WORK REQUIRED.
State only how many lines contain the string "Динамика".

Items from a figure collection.
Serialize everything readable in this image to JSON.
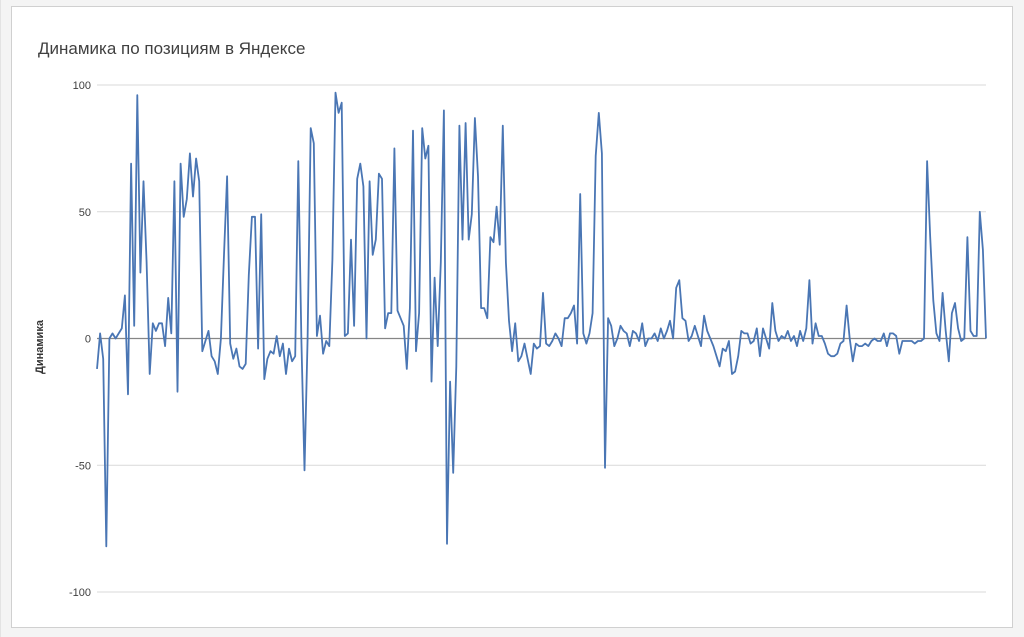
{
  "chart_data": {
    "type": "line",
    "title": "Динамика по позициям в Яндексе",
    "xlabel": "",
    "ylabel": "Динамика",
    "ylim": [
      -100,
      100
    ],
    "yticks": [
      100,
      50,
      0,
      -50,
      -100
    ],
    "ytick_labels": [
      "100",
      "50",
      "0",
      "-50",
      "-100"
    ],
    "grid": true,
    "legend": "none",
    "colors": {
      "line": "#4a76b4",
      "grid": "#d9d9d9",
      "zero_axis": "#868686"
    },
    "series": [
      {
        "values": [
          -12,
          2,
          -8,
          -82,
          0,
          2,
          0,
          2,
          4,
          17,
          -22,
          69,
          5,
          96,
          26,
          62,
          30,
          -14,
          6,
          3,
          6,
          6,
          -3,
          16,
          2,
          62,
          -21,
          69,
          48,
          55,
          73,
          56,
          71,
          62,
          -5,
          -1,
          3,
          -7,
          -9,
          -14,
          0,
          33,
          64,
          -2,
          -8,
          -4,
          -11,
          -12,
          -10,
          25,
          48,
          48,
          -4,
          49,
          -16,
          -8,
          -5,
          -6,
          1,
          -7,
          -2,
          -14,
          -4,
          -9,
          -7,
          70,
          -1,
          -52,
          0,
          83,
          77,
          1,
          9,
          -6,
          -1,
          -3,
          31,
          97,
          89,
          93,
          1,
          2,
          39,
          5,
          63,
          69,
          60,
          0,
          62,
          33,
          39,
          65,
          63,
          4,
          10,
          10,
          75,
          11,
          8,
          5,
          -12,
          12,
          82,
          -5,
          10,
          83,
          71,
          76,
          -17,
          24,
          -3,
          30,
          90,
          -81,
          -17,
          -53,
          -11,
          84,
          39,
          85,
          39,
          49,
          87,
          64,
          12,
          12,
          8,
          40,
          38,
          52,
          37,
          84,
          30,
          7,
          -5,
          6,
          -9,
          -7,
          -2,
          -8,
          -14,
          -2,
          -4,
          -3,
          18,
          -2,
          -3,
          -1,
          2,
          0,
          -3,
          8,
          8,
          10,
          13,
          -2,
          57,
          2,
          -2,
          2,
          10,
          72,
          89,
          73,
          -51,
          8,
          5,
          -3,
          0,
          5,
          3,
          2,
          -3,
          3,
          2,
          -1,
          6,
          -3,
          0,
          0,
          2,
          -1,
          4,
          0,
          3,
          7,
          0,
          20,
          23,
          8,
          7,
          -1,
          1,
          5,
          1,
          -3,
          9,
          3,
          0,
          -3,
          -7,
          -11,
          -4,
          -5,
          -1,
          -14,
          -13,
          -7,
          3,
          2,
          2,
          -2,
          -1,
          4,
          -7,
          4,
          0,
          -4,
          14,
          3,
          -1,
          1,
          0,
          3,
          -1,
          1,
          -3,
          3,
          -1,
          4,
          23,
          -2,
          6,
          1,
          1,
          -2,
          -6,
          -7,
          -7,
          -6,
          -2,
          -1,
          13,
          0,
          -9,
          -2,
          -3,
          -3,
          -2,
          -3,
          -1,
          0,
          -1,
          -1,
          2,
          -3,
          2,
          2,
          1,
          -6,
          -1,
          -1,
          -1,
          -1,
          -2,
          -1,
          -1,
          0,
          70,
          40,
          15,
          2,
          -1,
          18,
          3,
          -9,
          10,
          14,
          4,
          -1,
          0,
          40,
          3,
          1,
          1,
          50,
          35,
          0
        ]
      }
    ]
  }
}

---

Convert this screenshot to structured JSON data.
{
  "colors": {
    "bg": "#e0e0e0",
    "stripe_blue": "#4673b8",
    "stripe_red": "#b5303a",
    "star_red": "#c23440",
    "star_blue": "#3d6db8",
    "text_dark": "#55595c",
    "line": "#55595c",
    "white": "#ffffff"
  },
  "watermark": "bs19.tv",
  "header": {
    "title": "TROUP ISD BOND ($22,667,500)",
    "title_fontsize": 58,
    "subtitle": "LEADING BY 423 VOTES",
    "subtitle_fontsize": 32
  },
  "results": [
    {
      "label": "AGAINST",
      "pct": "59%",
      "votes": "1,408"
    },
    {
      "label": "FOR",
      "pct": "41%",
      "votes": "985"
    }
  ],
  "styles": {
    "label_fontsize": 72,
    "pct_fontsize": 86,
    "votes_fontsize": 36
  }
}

---

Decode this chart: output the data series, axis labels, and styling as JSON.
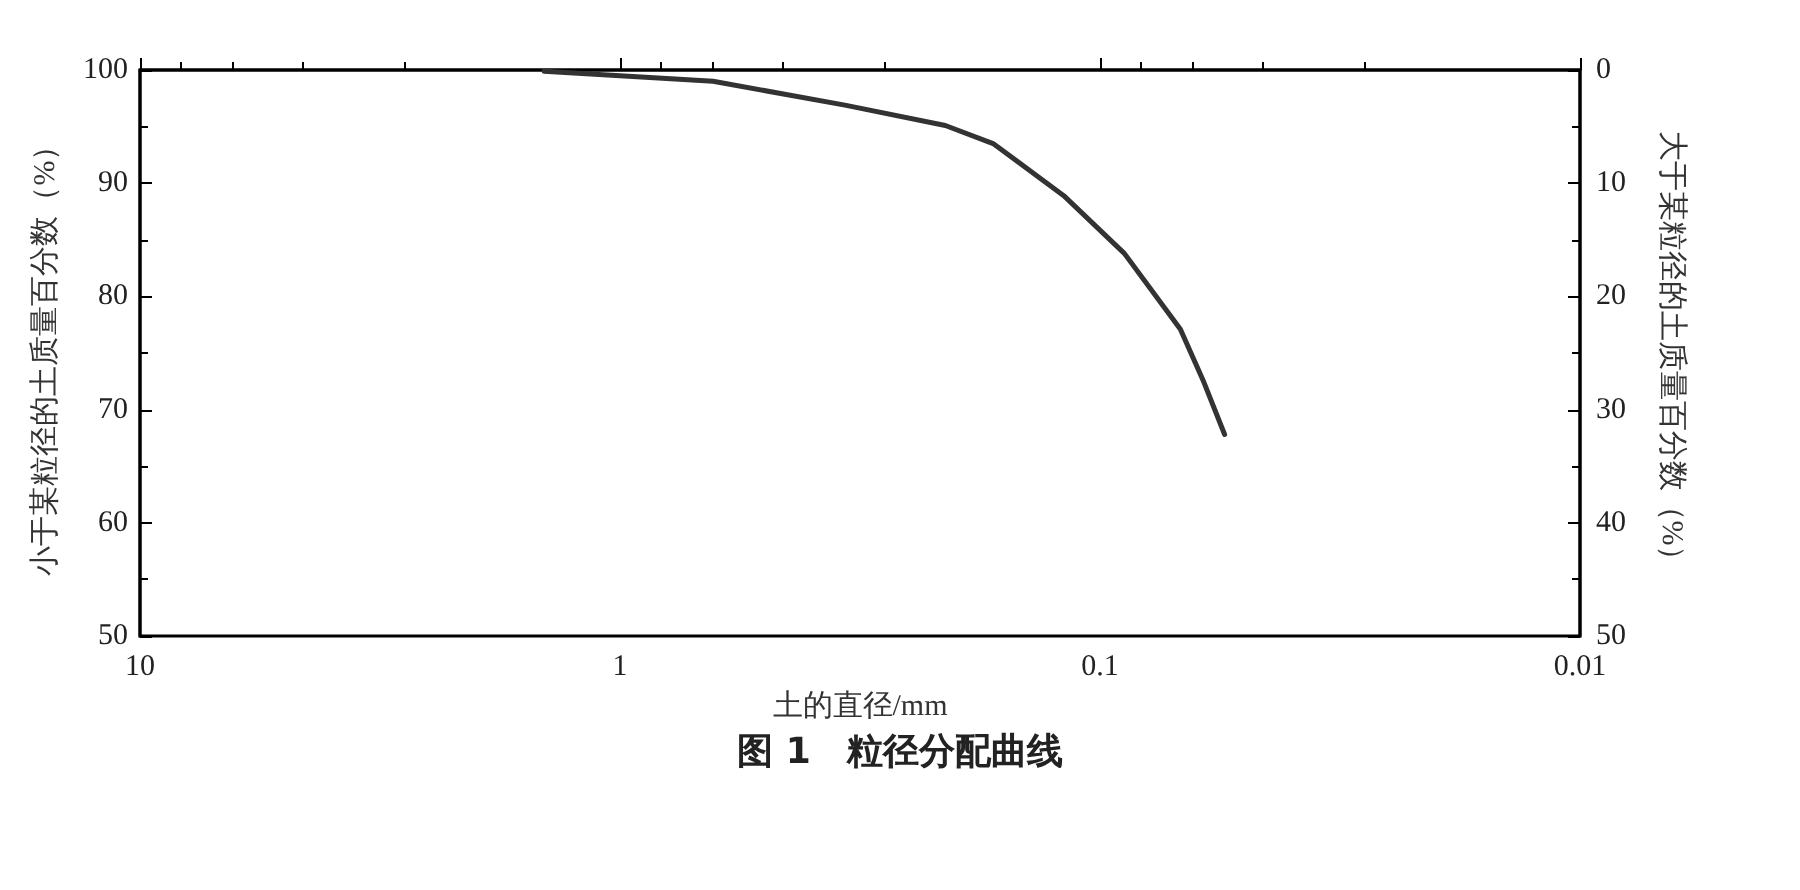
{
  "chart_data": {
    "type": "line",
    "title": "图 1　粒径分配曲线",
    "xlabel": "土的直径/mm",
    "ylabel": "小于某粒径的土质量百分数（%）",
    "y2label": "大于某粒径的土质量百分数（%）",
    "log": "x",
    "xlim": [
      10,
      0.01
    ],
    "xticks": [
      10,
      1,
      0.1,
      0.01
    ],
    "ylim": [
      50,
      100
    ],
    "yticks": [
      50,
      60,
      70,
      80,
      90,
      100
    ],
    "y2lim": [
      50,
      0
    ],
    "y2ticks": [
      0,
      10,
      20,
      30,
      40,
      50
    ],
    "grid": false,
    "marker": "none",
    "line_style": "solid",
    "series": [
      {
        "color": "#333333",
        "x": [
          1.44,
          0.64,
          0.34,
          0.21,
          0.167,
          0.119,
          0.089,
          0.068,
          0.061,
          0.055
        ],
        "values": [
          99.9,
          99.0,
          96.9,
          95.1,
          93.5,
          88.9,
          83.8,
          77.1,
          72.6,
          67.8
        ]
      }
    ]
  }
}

ANSWER TO THE PROBLEM.
2